## GIVEN TASK
Check each line of the material below for "земельного", then copy the ones that contain it.

· · · · · · ·

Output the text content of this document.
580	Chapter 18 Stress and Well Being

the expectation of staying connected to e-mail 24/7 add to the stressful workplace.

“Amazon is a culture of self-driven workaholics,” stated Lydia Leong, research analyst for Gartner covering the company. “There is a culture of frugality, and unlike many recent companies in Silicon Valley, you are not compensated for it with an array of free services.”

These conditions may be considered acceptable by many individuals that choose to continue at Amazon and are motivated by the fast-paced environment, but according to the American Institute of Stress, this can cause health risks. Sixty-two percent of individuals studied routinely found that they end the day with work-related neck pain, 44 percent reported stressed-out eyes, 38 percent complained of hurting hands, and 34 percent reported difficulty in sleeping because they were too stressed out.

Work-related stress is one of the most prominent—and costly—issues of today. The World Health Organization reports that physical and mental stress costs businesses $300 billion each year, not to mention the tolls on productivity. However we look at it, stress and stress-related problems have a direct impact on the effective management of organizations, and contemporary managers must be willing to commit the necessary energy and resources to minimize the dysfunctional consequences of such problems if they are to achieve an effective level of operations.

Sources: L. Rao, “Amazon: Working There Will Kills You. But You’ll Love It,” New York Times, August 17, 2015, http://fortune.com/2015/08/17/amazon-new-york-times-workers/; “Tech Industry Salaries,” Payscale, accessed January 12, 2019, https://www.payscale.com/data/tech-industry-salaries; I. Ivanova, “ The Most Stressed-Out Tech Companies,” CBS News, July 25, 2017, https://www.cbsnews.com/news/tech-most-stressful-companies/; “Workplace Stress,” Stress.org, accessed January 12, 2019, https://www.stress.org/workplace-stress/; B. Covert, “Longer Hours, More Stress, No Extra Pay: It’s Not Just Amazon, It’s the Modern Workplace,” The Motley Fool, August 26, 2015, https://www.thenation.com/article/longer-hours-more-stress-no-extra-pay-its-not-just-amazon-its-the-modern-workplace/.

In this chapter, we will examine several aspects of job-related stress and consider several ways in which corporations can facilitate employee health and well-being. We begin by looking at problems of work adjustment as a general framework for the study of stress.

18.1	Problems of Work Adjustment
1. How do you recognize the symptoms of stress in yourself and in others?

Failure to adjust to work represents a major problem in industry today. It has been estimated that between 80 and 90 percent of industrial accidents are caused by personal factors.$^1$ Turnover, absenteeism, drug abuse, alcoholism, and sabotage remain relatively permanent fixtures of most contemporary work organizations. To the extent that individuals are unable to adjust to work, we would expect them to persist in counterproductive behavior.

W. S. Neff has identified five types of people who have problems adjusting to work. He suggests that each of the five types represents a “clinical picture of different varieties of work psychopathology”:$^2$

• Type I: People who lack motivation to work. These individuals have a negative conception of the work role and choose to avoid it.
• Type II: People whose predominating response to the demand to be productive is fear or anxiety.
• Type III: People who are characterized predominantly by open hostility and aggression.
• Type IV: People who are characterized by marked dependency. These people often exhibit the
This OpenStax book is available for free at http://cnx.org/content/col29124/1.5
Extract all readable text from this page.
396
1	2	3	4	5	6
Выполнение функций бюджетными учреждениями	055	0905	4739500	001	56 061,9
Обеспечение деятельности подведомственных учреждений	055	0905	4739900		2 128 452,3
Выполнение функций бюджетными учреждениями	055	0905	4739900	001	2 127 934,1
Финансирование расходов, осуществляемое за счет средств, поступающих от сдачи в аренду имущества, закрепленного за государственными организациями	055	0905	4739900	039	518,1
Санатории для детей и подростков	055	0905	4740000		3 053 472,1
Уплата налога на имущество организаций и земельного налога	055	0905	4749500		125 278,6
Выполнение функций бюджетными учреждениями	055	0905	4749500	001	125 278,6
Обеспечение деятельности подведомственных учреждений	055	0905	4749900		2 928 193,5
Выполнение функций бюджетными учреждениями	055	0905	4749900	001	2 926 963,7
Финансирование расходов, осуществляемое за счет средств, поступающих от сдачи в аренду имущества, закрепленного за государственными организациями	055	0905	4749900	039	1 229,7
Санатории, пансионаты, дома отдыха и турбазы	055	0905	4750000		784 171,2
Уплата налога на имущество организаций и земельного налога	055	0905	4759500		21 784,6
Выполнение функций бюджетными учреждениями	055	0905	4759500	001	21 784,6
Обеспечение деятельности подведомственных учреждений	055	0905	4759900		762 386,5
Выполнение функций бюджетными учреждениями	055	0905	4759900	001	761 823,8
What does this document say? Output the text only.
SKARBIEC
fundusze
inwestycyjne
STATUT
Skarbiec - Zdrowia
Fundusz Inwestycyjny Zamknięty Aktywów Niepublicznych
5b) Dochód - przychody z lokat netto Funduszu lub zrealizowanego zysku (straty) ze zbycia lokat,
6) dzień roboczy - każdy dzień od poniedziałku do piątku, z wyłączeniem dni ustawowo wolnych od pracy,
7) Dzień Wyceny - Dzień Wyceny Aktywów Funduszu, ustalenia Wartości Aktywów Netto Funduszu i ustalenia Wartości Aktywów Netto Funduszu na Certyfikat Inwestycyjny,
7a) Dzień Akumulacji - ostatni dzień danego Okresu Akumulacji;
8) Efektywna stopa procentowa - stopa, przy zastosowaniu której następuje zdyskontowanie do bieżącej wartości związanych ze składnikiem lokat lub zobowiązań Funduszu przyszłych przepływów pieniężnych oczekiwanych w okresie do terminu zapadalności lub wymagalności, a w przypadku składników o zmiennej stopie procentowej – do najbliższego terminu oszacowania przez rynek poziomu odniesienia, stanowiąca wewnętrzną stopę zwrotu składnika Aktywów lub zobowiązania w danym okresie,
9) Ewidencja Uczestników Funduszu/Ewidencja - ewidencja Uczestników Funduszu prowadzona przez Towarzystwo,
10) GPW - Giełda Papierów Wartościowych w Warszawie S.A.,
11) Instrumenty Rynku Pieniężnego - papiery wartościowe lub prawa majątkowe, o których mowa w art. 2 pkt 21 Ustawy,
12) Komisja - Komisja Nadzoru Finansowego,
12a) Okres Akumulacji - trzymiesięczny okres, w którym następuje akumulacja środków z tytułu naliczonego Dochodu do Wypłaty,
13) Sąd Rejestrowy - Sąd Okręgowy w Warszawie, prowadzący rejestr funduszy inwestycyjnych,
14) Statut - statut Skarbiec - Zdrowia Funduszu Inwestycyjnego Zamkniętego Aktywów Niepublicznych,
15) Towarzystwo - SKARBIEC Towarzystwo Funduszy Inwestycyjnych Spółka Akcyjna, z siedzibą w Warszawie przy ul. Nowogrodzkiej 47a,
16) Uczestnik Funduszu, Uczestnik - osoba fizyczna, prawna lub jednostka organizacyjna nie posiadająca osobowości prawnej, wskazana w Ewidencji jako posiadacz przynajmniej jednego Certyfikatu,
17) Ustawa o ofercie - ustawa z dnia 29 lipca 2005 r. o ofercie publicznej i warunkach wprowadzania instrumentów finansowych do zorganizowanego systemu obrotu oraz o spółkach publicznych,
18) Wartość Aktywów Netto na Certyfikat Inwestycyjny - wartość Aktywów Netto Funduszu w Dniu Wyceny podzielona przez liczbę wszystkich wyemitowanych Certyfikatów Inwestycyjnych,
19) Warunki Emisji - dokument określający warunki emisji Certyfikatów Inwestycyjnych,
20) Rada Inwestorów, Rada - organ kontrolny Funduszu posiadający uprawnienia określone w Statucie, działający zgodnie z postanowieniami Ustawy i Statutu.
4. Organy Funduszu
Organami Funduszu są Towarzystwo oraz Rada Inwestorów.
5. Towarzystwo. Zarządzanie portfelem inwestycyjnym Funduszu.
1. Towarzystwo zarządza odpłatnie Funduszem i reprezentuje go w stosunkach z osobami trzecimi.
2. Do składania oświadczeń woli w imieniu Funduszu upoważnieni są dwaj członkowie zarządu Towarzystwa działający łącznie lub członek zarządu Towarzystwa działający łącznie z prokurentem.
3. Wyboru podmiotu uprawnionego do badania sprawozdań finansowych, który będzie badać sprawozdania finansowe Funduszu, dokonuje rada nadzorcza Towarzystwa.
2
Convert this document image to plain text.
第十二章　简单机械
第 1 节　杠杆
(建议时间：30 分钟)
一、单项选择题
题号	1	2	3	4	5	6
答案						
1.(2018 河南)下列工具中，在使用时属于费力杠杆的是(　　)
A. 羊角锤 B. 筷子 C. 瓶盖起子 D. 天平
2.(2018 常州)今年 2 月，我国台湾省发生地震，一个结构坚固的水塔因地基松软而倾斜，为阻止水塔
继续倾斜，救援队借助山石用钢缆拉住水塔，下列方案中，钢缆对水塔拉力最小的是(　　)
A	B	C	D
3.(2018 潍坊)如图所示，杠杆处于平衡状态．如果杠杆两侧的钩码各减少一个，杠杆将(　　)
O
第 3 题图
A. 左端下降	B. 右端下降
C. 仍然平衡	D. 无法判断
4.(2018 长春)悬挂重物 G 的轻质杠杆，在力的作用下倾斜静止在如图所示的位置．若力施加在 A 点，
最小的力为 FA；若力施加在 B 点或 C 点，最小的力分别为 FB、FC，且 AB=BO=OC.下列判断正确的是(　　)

· · · · · · ·

## OUTPUT
Уплата налога на имущество организаций и земельного налога	055	0905	4749500		125 278,6
Уплата налога на имущество организаций и земельного налога	055	0905	4759500		21 784,6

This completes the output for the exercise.